## Short problem
Transcribe word for word the lines spanning the line with "Decode this chart: output" through the end of the records.
— Start of Extracted material —
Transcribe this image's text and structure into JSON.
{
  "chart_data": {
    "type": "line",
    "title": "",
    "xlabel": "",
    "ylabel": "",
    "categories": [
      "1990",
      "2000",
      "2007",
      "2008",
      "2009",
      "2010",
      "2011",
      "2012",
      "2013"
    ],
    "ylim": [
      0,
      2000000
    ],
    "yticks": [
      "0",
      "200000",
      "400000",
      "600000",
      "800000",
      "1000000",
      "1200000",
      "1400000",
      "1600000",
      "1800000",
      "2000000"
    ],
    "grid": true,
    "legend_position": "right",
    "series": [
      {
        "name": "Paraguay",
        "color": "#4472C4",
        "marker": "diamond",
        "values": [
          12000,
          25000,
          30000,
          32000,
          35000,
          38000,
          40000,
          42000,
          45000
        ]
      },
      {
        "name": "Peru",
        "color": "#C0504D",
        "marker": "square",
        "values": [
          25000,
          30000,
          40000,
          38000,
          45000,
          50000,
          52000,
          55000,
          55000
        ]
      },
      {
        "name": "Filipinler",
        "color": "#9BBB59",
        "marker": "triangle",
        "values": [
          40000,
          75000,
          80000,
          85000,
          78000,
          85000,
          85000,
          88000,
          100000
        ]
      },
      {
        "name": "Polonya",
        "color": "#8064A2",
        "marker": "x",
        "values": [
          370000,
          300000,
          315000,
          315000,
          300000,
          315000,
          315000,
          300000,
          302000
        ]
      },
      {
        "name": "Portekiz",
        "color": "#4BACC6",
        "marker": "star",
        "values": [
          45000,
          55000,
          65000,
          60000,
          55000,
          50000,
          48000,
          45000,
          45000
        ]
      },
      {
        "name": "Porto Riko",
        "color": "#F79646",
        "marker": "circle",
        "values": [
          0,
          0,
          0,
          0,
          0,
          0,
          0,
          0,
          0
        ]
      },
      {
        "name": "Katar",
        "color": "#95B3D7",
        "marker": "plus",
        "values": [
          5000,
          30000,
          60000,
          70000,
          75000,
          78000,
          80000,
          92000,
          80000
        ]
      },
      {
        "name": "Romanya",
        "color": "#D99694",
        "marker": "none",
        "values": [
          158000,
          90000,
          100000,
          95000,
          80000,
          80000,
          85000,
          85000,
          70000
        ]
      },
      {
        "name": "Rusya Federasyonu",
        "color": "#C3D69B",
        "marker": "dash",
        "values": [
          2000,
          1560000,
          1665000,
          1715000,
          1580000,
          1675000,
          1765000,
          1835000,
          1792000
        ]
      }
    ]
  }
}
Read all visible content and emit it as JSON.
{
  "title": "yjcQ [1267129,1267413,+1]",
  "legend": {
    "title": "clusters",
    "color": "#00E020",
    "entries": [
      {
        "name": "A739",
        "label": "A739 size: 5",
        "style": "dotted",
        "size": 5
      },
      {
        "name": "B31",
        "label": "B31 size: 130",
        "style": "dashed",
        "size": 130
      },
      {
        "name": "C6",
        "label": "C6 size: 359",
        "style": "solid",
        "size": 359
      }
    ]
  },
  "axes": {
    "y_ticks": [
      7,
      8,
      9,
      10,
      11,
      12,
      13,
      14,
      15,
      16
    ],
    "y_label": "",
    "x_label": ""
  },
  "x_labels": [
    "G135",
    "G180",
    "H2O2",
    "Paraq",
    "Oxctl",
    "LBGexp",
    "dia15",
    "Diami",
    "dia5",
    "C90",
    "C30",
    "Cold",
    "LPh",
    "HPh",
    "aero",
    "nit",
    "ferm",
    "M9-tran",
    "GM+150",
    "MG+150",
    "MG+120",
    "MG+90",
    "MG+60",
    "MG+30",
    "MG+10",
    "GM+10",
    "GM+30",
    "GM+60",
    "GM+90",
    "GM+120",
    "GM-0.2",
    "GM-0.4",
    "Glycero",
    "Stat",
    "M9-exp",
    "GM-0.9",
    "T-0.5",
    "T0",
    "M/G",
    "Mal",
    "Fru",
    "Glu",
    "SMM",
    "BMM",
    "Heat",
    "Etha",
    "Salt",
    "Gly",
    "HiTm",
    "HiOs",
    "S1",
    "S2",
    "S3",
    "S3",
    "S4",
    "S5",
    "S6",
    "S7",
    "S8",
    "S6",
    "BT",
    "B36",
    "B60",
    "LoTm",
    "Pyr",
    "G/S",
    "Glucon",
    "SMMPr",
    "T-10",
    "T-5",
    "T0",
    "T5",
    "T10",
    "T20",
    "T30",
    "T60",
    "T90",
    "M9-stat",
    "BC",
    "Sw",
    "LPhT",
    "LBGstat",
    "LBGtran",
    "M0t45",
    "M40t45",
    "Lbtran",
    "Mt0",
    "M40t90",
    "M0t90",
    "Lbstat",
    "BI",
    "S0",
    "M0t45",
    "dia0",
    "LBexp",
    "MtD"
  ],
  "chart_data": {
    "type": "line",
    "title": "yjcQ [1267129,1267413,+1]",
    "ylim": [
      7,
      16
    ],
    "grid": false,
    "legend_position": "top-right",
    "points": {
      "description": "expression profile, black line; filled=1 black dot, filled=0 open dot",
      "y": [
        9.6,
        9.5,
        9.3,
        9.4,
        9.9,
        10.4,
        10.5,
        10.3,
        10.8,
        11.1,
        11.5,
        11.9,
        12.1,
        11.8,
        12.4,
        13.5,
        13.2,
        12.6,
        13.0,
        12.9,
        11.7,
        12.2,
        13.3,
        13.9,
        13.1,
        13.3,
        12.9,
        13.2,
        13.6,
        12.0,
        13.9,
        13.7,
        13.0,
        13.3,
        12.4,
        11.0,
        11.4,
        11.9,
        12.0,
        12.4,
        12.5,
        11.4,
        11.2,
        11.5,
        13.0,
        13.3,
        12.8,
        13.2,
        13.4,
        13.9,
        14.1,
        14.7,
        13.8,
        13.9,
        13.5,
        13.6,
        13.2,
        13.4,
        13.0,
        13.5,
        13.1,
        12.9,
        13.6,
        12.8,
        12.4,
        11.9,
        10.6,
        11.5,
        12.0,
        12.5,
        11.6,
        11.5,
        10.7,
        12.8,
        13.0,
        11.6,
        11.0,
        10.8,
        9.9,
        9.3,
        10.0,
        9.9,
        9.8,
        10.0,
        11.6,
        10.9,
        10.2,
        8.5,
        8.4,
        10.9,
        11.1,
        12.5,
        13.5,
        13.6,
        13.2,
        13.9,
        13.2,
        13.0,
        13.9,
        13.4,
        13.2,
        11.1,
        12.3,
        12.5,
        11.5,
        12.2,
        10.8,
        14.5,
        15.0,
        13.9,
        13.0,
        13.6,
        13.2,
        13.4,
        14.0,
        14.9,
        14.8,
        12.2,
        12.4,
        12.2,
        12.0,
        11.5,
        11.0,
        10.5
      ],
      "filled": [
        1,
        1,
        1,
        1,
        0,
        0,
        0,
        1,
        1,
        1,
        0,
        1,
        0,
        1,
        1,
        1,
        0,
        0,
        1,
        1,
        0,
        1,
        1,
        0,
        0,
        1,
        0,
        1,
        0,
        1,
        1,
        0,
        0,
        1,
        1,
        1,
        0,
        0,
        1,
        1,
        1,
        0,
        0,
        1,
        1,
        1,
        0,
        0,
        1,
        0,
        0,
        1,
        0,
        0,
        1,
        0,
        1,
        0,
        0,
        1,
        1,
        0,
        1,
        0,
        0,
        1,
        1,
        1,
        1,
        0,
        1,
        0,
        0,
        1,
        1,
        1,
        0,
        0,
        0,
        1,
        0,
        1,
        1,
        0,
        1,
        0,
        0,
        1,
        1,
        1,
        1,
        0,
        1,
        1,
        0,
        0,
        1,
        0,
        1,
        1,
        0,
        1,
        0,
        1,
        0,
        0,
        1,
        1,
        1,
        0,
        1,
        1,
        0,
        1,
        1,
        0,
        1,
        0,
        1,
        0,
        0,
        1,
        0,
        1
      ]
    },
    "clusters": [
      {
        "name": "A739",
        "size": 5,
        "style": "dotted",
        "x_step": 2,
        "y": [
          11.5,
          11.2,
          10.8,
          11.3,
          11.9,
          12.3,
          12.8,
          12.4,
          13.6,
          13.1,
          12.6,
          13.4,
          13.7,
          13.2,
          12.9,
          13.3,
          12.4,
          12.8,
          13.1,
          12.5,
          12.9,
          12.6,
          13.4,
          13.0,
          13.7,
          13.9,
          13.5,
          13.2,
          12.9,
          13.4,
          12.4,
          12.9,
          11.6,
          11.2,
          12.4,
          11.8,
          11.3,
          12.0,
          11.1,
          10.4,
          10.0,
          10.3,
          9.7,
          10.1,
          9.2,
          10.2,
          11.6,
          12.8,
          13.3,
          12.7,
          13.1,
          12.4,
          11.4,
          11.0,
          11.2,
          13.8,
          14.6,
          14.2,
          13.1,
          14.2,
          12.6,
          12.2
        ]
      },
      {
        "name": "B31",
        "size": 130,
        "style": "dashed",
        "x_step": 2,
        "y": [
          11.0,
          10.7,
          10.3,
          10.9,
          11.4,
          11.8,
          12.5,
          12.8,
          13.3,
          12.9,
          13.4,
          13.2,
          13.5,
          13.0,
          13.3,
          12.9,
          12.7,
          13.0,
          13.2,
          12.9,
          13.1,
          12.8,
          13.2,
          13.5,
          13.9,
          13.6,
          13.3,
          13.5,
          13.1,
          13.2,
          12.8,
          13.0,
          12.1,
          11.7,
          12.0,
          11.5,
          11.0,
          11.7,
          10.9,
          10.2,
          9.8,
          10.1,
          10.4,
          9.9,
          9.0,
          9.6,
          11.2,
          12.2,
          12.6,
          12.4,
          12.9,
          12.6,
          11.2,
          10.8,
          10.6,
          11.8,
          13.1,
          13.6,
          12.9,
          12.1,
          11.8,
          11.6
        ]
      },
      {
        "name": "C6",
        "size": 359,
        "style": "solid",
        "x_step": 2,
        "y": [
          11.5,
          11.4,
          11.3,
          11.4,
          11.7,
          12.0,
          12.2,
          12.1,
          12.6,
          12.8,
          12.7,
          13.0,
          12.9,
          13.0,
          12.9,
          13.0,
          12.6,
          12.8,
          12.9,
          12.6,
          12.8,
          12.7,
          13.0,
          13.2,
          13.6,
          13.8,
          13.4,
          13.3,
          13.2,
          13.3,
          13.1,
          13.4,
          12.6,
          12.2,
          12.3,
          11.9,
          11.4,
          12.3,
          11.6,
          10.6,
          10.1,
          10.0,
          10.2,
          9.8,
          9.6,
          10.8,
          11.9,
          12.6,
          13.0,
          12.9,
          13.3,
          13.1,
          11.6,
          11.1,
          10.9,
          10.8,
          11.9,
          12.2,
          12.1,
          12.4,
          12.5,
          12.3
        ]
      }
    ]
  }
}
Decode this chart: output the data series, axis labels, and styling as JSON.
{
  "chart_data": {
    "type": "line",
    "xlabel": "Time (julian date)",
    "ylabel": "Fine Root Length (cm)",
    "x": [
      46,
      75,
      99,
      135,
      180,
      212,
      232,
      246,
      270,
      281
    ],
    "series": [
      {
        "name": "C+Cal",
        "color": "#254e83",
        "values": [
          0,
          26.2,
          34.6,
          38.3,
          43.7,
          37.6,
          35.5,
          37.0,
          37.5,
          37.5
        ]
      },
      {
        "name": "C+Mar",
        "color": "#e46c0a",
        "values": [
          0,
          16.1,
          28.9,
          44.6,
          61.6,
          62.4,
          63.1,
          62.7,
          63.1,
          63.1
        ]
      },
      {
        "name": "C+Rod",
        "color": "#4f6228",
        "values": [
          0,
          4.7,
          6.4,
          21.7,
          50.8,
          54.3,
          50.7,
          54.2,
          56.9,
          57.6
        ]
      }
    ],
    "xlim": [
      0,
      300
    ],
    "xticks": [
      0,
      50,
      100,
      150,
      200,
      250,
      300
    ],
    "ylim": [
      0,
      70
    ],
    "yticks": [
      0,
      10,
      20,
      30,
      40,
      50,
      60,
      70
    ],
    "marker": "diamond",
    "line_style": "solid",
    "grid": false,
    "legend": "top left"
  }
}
— End of Extracted material —
## Correct answer
Decode this chart: output the data series, axis labels, and styling as JSON.
{
  "chart_data": {
    "type": "line",
    "xlabel": "Time (julian date)",
    "ylabel": "Fine Root Length (cm)",
    "x": [
      46,
      75,
      99,
      135,
      180,
      212,
      232,
      246,
      270,
      281
    ],
    "series": [
      {
        "name": "C+Cal",
        "color": "#254e83",
        "values": [
          0,
          26.2,
          34.6,
          38.3,
          43.7,
          37.6,
          35.5,
          37.0,
          37.5,
          37.5
        ]
      },
      {
        "name": "C+Mar",
        "color": "#e46c0a",
        "values": [
          0,
          16.1,
          28.9,
          44.6,
          61.6,
          62.4,
          63.1,
          62.7,
          63.1,
          63.1
        ]
      },
      {
        "name": "C+Rod",
        "color": "#4f6228",
        "values": [
          0,
          4.7,
          6.4,
          21.7,
          50.8,
          54.3,
          50.7,
          54.2,
          56.9,
          57.6
        ]
      }
    ],
    "xlim": [
      0,
      300
    ],
    "xticks": [
      0,
      50,
      100,
      150,
      200,
      250,
      300
    ],
    "ylim": [
      0,
      70
    ],
    "yticks": [
      0,
      10,
      20,
      30,
      40,
      50,
      60,
      70
    ],
    "marker": "diamond",
    "line_style": "solid",
    "grid": false,
    "legend": "top left"
  }
}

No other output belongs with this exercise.